[start]

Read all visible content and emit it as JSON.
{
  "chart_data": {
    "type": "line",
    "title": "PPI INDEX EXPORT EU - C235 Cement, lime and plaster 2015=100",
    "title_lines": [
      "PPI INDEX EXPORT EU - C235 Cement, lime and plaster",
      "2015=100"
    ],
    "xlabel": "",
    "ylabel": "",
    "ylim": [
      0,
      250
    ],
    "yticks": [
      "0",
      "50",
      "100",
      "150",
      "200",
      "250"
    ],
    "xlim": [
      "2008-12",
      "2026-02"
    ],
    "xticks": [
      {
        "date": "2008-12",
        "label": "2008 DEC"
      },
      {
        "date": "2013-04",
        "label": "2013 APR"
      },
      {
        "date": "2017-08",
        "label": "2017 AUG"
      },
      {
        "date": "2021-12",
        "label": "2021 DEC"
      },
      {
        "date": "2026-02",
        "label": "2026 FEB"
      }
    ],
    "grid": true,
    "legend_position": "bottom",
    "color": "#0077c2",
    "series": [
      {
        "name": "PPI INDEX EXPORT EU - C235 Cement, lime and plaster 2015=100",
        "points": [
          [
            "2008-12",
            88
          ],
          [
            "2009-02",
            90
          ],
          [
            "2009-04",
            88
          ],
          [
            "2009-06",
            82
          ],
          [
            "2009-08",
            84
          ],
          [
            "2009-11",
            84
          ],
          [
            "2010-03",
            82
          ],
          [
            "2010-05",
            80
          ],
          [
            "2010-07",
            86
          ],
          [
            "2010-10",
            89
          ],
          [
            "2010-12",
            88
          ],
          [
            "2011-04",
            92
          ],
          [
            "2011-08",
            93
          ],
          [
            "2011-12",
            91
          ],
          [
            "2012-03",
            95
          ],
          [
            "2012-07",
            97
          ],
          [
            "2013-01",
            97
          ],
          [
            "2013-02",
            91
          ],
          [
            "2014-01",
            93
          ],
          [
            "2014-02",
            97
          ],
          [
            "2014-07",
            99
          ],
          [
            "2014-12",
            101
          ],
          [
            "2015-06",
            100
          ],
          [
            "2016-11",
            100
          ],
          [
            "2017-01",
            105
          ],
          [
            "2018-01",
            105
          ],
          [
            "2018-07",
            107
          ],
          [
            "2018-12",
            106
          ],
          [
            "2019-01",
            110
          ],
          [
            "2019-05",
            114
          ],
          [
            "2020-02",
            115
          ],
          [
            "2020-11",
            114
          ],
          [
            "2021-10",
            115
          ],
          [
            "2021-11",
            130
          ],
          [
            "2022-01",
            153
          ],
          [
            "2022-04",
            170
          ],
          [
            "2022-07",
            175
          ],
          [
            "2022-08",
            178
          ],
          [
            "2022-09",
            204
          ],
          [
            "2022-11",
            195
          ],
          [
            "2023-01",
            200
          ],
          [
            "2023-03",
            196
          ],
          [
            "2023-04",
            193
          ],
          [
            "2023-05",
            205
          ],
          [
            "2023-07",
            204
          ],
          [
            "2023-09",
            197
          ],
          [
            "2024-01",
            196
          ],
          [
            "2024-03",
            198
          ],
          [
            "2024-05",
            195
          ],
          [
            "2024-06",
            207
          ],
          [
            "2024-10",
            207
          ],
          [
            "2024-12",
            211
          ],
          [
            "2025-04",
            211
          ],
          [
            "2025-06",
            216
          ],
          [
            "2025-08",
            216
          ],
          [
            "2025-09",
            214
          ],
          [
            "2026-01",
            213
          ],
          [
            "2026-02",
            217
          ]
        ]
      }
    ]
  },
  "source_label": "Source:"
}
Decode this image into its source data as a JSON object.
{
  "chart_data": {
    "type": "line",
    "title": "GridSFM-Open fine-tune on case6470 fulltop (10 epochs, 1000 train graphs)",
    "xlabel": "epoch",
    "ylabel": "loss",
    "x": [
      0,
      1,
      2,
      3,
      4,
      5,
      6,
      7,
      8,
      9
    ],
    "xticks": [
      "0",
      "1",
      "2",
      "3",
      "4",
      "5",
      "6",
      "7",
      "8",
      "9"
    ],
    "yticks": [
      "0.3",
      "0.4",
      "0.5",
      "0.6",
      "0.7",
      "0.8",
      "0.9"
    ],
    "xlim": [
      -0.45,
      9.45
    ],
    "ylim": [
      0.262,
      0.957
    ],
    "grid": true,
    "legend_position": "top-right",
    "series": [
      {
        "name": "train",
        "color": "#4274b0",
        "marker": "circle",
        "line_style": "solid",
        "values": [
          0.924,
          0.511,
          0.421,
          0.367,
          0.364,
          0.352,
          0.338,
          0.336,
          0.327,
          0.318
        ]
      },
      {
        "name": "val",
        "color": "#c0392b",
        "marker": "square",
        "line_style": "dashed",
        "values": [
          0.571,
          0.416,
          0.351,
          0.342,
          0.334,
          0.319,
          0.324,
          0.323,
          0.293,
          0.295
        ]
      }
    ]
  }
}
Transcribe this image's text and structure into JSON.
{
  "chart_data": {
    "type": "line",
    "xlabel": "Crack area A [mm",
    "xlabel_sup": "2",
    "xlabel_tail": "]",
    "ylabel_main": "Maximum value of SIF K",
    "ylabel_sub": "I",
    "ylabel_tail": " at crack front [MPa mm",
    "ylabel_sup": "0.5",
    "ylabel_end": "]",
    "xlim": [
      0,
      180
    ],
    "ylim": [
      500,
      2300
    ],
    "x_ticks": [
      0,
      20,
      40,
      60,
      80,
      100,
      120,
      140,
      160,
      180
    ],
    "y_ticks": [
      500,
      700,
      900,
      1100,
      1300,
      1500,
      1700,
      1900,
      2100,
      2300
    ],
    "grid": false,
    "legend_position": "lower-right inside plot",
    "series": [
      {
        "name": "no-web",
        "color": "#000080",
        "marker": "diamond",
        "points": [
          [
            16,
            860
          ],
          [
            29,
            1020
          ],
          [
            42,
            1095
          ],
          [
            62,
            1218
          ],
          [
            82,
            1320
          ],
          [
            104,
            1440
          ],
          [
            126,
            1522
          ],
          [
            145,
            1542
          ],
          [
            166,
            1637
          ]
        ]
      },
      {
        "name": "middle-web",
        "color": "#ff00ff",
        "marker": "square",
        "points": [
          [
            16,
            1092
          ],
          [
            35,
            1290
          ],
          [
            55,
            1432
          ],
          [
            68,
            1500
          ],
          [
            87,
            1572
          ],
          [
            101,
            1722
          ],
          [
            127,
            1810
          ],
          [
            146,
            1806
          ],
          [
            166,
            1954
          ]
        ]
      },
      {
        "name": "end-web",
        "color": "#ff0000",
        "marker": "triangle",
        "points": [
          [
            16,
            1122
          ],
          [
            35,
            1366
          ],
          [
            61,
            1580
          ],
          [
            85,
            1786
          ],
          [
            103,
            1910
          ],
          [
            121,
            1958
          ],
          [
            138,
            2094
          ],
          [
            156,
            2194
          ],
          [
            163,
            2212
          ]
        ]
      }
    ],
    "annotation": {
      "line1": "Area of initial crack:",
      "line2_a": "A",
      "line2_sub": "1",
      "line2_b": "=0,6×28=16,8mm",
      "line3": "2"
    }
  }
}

[end]

Isolate the lines that hold the word "name" and copy all of them.

▶ **In response**
        "name": "PPI INDEX EXPORT EU - C235 Cement, lime and plaster 2015=100",
        "name": "train",
        "name": "val",
        "name": "no-web",
        "name": "middle-web",
        "name": "end-web",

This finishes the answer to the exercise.